#### DATASET EXCERPTS

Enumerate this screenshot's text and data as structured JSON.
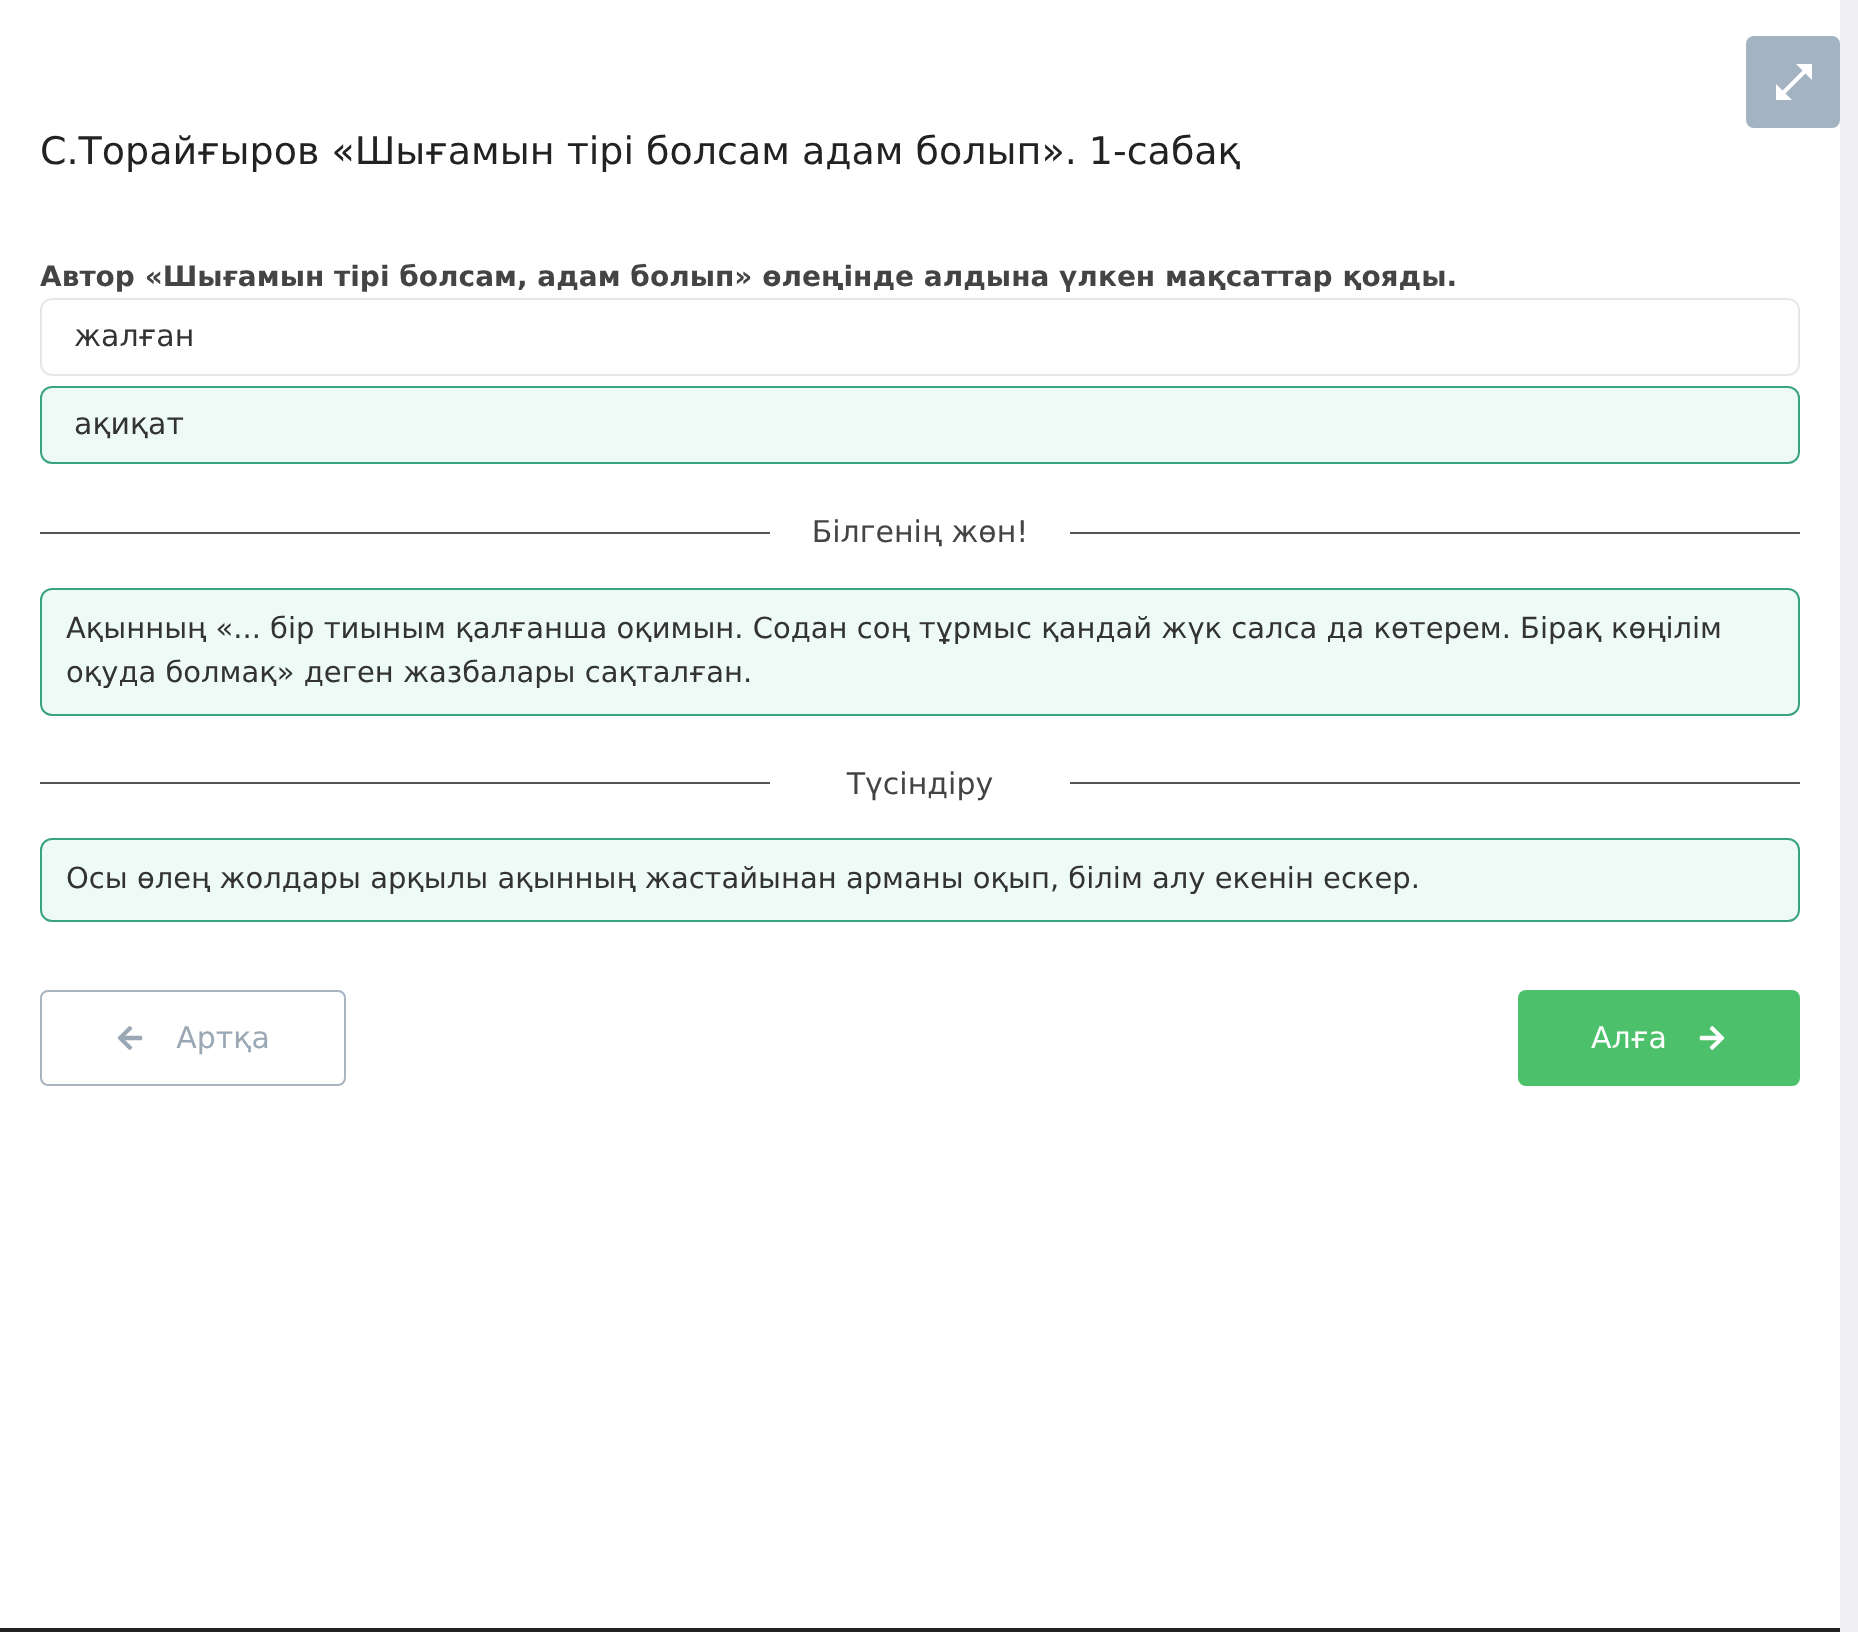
{
  "title": "С.Торайғыров «Шығамын тірі болсам адам болып». 1-сабақ",
  "question": {
    "text": "Автор «Шығамын тірі болсам, адам болып» өлеңінде алдына үлкен мақсаттар қояды.",
    "options": [
      {
        "label": "жалған",
        "selected": false
      },
      {
        "label": "ақиқат",
        "selected": true
      }
    ]
  },
  "sections": [
    {
      "heading": "Білгенің жөн!",
      "text": "Ақынның «... бір тиыным қалғанша оқимын. Содан соң тұрмыс қандай жүк салса да көтерем. Бірақ көңілім оқуда болмақ» деген жазбалары сақталған."
    },
    {
      "heading": "Түсіндіру",
      "text": "Осы өлең жолдары арқылы ақынның жастайынан арманы оқып, білім алу екенін ескер."
    }
  ],
  "buttons": [
    {
      "label": "Артқа",
      "kind": "back",
      "disabled": true
    },
    {
      "label": "Алға",
      "kind": "next",
      "disabled": false
    }
  ]
}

########

* [WHAT YOU HAVE TO DO]: Count each line above in which the string "Шығамын" appears, then state only the total.

* [FINAL ANSWER]: 2